→ **Task item**: Lines containing the word "RefSeq" in the data below: say how many, with no other text.

=== Exercise data ===

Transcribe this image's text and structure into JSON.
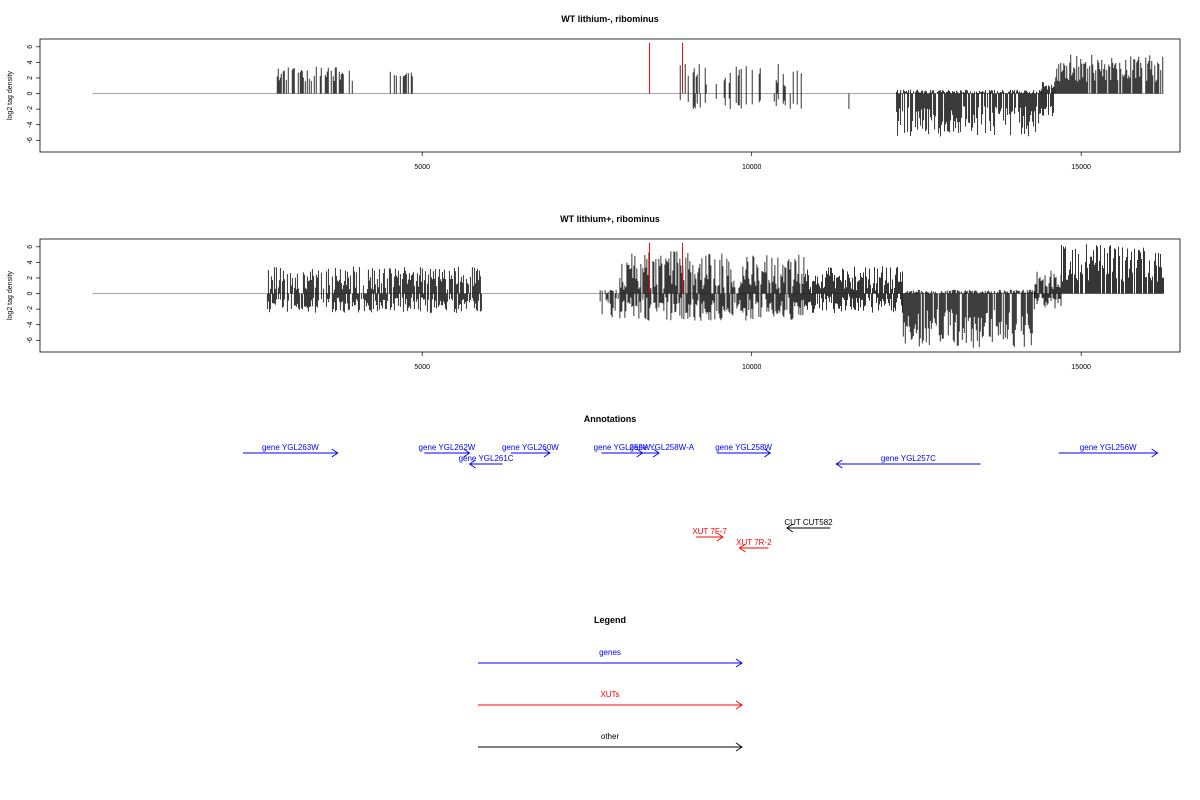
{
  "colors": {
    "gene": "#0000ff",
    "xut": "#ff0000",
    "other": "#000000",
    "baseline": "#999999",
    "marker": "#ff0000",
    "bar": "#000000"
  },
  "chart_data": [
    {
      "type": "bar",
      "title": "WT lithium-, ribominus",
      "ylabel": "log2 tag density",
      "xlim": [
        -800,
        16500
      ],
      "ylim": [
        -7.5,
        7
      ],
      "xticks": [
        5000,
        10000,
        15000
      ],
      "yticks": [
        -6,
        -4,
        -2,
        0,
        2,
        4,
        6
      ],
      "marker_lines": [
        8450,
        8950
      ],
      "marker_height": 6.5,
      "segments": [
        {
          "from": 2800,
          "to": 3950,
          "density": 0.5,
          "pos_min": 1.5,
          "pos_max": 3.5,
          "neg_min": 0,
          "neg_max": 0
        },
        {
          "from": 4500,
          "to": 4900,
          "density": 0.3,
          "pos_min": 2.2,
          "pos_max": 2.8,
          "neg_min": 0,
          "neg_max": 0
        },
        {
          "from": 8200,
          "to": 8300,
          "density": 0.3,
          "pos_min": 0,
          "pos_max": 0,
          "neg_min": 1.5,
          "neg_max": 2
        },
        {
          "from": 8900,
          "to": 10800,
          "density": 0.35,
          "pos_min": 0.8,
          "pos_max": 3.8,
          "neg_min": 0.5,
          "neg_max": 2
        },
        {
          "from": 11400,
          "to": 11500,
          "density": 0.3,
          "pos_min": 0,
          "pos_max": 0,
          "neg_min": 1.8,
          "neg_max": 2.2
        },
        {
          "from": 12200,
          "to": 14400,
          "density": 3.5,
          "pos_min": 0,
          "pos_max": 0.5,
          "neg_min": 1.5,
          "neg_max": 5.5
        },
        {
          "from": 14400,
          "to": 14600,
          "density": 1.5,
          "pos_min": 0.5,
          "pos_max": 1.5,
          "neg_min": 1,
          "neg_max": 3
        },
        {
          "from": 14600,
          "to": 16250,
          "density": 4,
          "pos_min": 1.5,
          "pos_max": 5,
          "neg_min": 0,
          "neg_max": 0
        }
      ]
    },
    {
      "type": "bar",
      "title": "WT lithium+, ribominus",
      "ylabel": "log2 tag density",
      "xlim": [
        -800,
        16500
      ],
      "ylim": [
        -7.5,
        7
      ],
      "xticks": [
        5000,
        10000,
        15000
      ],
      "yticks": [
        -6,
        -4,
        -2,
        0,
        2,
        4,
        6
      ],
      "marker_lines": [
        8450,
        8950
      ],
      "marker_height": 6.5,
      "segments": [
        {
          "from": 2650,
          "to": 5900,
          "density": 0.9,
          "pos_min": 0.5,
          "pos_max": 3.5,
          "neg_min": 0.5,
          "neg_max": 2.5
        },
        {
          "from": 6200,
          "to": 6300,
          "density": 0.3,
          "pos_min": 0,
          "pos_max": 0,
          "neg_min": 1.5,
          "neg_max": 2
        },
        {
          "from": 7700,
          "to": 8000,
          "density": 0.6,
          "pos_min": 0,
          "pos_max": 0.5,
          "neg_min": 0.5,
          "neg_max": 3.5
        },
        {
          "from": 8000,
          "to": 10800,
          "density": 3.5,
          "pos_min": 0.5,
          "pos_max": 5.5,
          "neg_min": 0.5,
          "neg_max": 3.5
        },
        {
          "from": 10800,
          "to": 12300,
          "density": 1.2,
          "pos_min": 0.3,
          "pos_max": 3.5,
          "neg_min": 0.3,
          "neg_max": 2.5
        },
        {
          "from": 12300,
          "to": 14300,
          "density": 5.5,
          "pos_min": 0,
          "pos_max": 0.5,
          "neg_min": 2,
          "neg_max": 7
        },
        {
          "from": 14300,
          "to": 14700,
          "density": 2,
          "pos_min": 0.5,
          "pos_max": 3,
          "neg_min": 0.5,
          "neg_max": 2
        },
        {
          "from": 14700,
          "to": 16250,
          "density": 6,
          "pos_min": 1.5,
          "pos_max": 6.5,
          "neg_min": 0,
          "neg_max": 0
        }
      ]
    }
  ],
  "annotations": {
    "title": "Annotations",
    "items": [
      {
        "label": "gene YGL263W",
        "kind": "gene",
        "from": 2500,
        "to": 4800,
        "row": 0,
        "dir": "right"
      },
      {
        "label": "gene YGL262W",
        "kind": "gene",
        "from": 6900,
        "to": 8000,
        "row": 0,
        "dir": "right"
      },
      {
        "label": "gene YGL261C",
        "kind": "gene",
        "from": 8000,
        "to": 8800,
        "row": 1,
        "dir": "left"
      },
      {
        "label": "gene YGL260W",
        "kind": "gene",
        "from": 9000,
        "to": 9950,
        "row": 0,
        "dir": "right"
      },
      {
        "label": "gene YGL259W",
        "kind": "gene",
        "from": 11200,
        "to": 12200,
        "row": 0,
        "dir": "right"
      },
      {
        "label": "gene YGL258W-A",
        "kind": "gene",
        "from": 12000,
        "to": 12600,
        "row": 0,
        "dir": "right",
        "label_offset": 15
      },
      {
        "label": "gene YGL258W",
        "kind": "gene",
        "from": 14000,
        "to": 15300,
        "row": 0,
        "dir": "right"
      },
      {
        "label": "gene YGL257C",
        "kind": "gene",
        "from": 16900,
        "to": 20400,
        "row": 1,
        "dir": "left"
      },
      {
        "label": "gene YGL256W",
        "kind": "gene",
        "from": 22300,
        "to": 24700,
        "row": 0,
        "dir": "right"
      },
      {
        "label": "CUT CUT582",
        "kind": "other",
        "from": 15700,
        "to": 16750,
        "row": 2,
        "dir": "left"
      },
      {
        "label": "XUT 7F-7",
        "kind": "xut",
        "from": 13500,
        "to": 14150,
        "row": 3,
        "dir": "right"
      },
      {
        "label": "XUT 7R-2",
        "kind": "xut",
        "from": 14550,
        "to": 15250,
        "row": 4,
        "dir": "left"
      }
    ]
  },
  "legend": {
    "title": "Legend",
    "items": [
      {
        "label": "genes",
        "kind": "gene"
      },
      {
        "label": "XUTs",
        "kind": "xut"
      },
      {
        "label": "other",
        "kind": "other"
      }
    ]
  }
}
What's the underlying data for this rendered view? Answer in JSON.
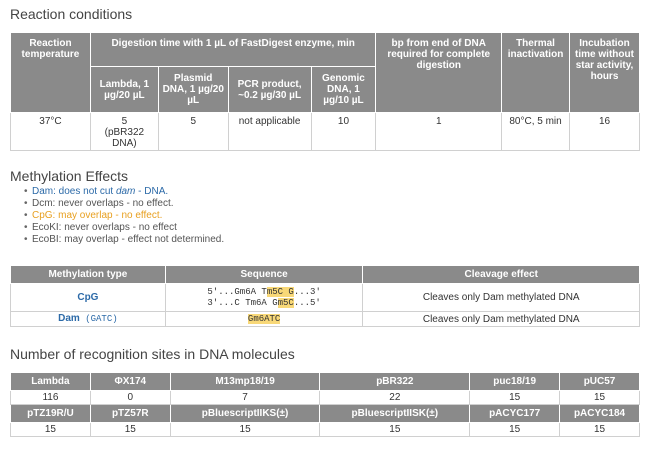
{
  "section1": {
    "title": "Reaction conditions",
    "headers": {
      "reaction_temp": "Reaction temperature",
      "digestion_time": "Digestion time with 1 µL of FastDigest enzyme, min",
      "bp_end": "bp from end of DNA required for complete digestion",
      "thermal": "Thermal inactivation",
      "incubation": "Incubation time without star activity, hours",
      "sub": [
        "Lambda, 1 µg/20 µL",
        "Plasmid DNA, 1 µg/20 µL",
        "PCR product, ~0.2 µg/30 µL",
        "Genomic DNA, 1 µg/10 µL"
      ]
    },
    "row": {
      "temp": "37°C",
      "lambda": "5",
      "lambda_note": "(pBR322 DNA)",
      "plasmid": "5",
      "pcr": "not applicable",
      "genomic": "10",
      "bp": "1",
      "thermal": "80°C, 5 min",
      "incubation": "16"
    }
  },
  "section2": {
    "title": "Methylation Effects",
    "items": [
      {
        "prefix": "Dam: does not cut ",
        "em": "dam",
        "suffix": " - DNA."
      },
      {
        "text": "Dcm: never overlaps - no effect."
      },
      {
        "text": "CpG: may overlap - no effect."
      },
      {
        "text": "EcoKI: never overlaps - no effect"
      },
      {
        "text": "EcoBI: may overlap - effect not determined."
      }
    ],
    "table": {
      "headers": [
        "Methylation type",
        "Sequence",
        "Cleavage effect"
      ],
      "rows": [
        {
          "type": "CpG",
          "seq1_a": "5'...Gm6A T",
          "seq1_hl": "m5C G",
          "seq1_b": "...3'",
          "seq2_a": "3'...C Tm6A G",
          "seq2_hl": "m5C",
          "seq2_b": "...5'",
          "effect": "Cleaves only Dam methylated DNA"
        },
        {
          "type": "Dam",
          "type_note": " (GATC)",
          "seq": "Gm6ATC",
          "effect": "Cleaves only Dam methylated DNA"
        }
      ]
    }
  },
  "section3": {
    "title": "Number of recognition sites in DNA molecules",
    "row1_headers": [
      "Lambda",
      "ΦX174",
      "M13mp18/19",
      "pBR322",
      "puc18/19",
      "pUC57"
    ],
    "row1_values": [
      "116",
      "0",
      "7",
      "22",
      "15",
      "15"
    ],
    "row2_headers": [
      "pTZ19R/U",
      "pTZ57R",
      "pBluescriptIIKS(±)",
      "pBluescriptIISK(±)",
      "pACYC177",
      "pACYC184"
    ],
    "row2_values": [
      "15",
      "15",
      "15",
      "15",
      "15",
      "15"
    ]
  }
}
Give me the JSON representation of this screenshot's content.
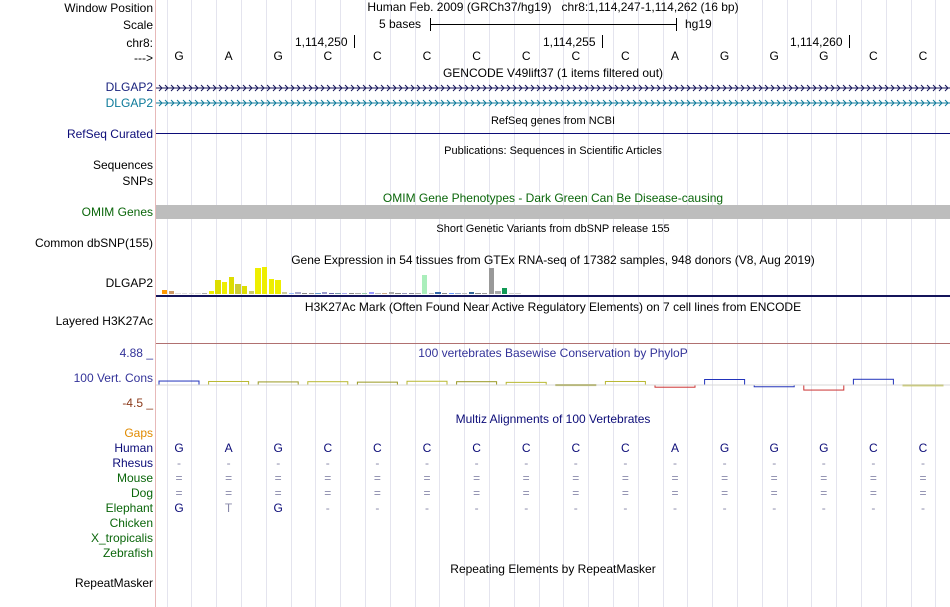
{
  "labels": {
    "window_position": "Window Position",
    "scale": "Scale",
    "chrom": "chr8:",
    "arrow": "--->",
    "dlgap2_a": "DLGAP2",
    "dlgap2_b": "DLGAP2",
    "refseq": "RefSeq Curated",
    "sequences": "Sequences",
    "snps": "SNPs",
    "omim": "OMIM Genes",
    "common_dbsnp": "Common dbSNP(155)",
    "gtex_gene": "DLGAP2",
    "h3k27ac": "Layered H3K27Ac",
    "cons_max": "4.88 _",
    "cons_label": "100 Vert. Cons",
    "cons_min": "-4.5 _",
    "gaps": "Gaps",
    "human": "Human",
    "rhesus": "Rhesus",
    "mouse": "Mouse",
    "dog": "Dog",
    "elephant": "Elephant",
    "chicken": "Chicken",
    "x_tropicalis": "X_tropicalis",
    "zebrafish": "Zebrafish",
    "repeatmasker": "RepeatMasker"
  },
  "header": {
    "assembly": "Human Feb. 2009 (GRCh37/hg19)",
    "position": "chr8:1,114,247-1,114,262 (16 bp)",
    "scale_text": "5 bases",
    "scale_db": "hg19",
    "coord_1": "1,114,250",
    "coord_2": "1,114,255",
    "coord_3": "1,114,260"
  },
  "sequence": [
    "G",
    "A",
    "G",
    "C",
    "C",
    "C",
    "C",
    "C",
    "C",
    "C",
    "A",
    "G",
    "G",
    "G",
    "C",
    "C"
  ],
  "tracks": {
    "gencode_title": "GENCODE V49lift37 (1 items filtered out)",
    "refseq_title": "RefSeq genes from NCBI",
    "publications_title": "Publications: Sequences in Scientific Articles",
    "omim_title": "OMIM Gene Phenotypes - Dark Green Can Be Disease-causing",
    "dbsnp_title": "Short Genetic Variants from dbSNP release 155",
    "gtex_title": "Gene Expression in 54 tissues from GTEx RNA-seq of 17382 samples, 948 donors (V8, Aug 2019)",
    "h3k27ac_title": "H3K27Ac Mark (Often Found Near Active Regulatory Elements) on 7 cell lines from ENCODE",
    "phylop_title": "100 vertebrates Basewise Conservation by PhyloP",
    "multiz_title": "Multiz Alignments of 100 Vertebrates",
    "repeat_title": "Repeating Elements by RepeatMasker"
  },
  "alignment": {
    "rhesus": [
      "-",
      "-",
      "-",
      "-",
      "-",
      "-",
      "-",
      "-",
      "-",
      "-",
      "-",
      "-",
      "-",
      "-",
      "-",
      "-"
    ],
    "mouse": [
      "=",
      "=",
      "=",
      "=",
      "=",
      "=",
      "=",
      "=",
      "=",
      "=",
      "=",
      "=",
      "=",
      "=",
      "=",
      "="
    ],
    "dog": [
      "=",
      "=",
      "=",
      "=",
      "=",
      "=",
      "=",
      "=",
      "=",
      "=",
      "=",
      "=",
      "=",
      "=",
      "=",
      "="
    ],
    "elephant": [
      "G",
      "T",
      "G",
      "-",
      "-",
      "-",
      "-",
      "-",
      "-",
      "-",
      "-",
      "-",
      "-",
      "-",
      "-",
      "-"
    ]
  },
  "gtex_values": [
    4,
    3,
    1,
    1,
    1,
    0,
    1,
    3,
    14,
    12,
    17,
    10,
    8,
    3,
    26,
    27,
    15,
    14,
    2,
    1,
    2,
    1,
    1,
    1,
    2,
    1,
    1,
    1,
    1,
    1,
    1,
    2,
    1,
    1,
    2,
    1,
    1,
    1,
    1,
    19,
    1,
    2,
    1,
    1,
    1,
    1,
    2,
    1,
    1,
    26,
    3,
    6,
    1,
    1
  ],
  "gtex_colors": [
    "#ff9900",
    "#cc9966",
    "#dddddd",
    "#dddddd",
    "#dddddd",
    "#dddddd",
    "#aaaaaa",
    "#eeee00",
    "#dddd00",
    "#eeee00",
    "#dddd00",
    "#cccc33",
    "#dddd00",
    "#cccc66",
    "#eeee00",
    "#eeee00",
    "#eeee00",
    "#eeee00",
    "#cccc99",
    "#99bbff",
    "#aaaacc",
    "#888888",
    "#999999",
    "#6699cc",
    "#9999cc",
    "#6666aa",
    "#7799aa",
    "#aaaaee",
    "#888888",
    "#aaaaaa",
    "#99ccaa",
    "#9999ff",
    "#bbbbbb",
    "#ccaa88",
    "#aaaaaa",
    "#888888",
    "#9999bb",
    "#888899",
    "#aaaaaa",
    "#aaeebb",
    "#bbbbbb",
    "#3366aa",
    "#888888",
    "#6699ff",
    "#99aacc",
    "#bbbbbb",
    "#336699",
    "#888888",
    "#999999",
    "#999999",
    "#aaaaaa",
    "#119955",
    "#cccccc",
    "#cccccc"
  ],
  "phylop_values": [
    1.8,
    1.6,
    1.4,
    1.5,
    1.3,
    1.7,
    1.5,
    1.2,
    0.2,
    1.6,
    -1.0,
    2.5,
    -0.8,
    -2.3,
    2.6,
    0.1
  ]
}
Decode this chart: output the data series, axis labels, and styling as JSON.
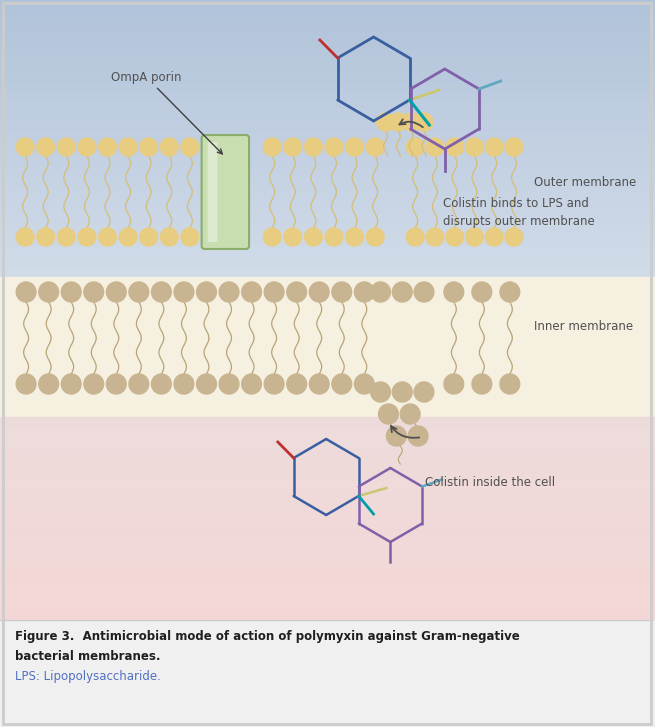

===

→ **Answer space**: 2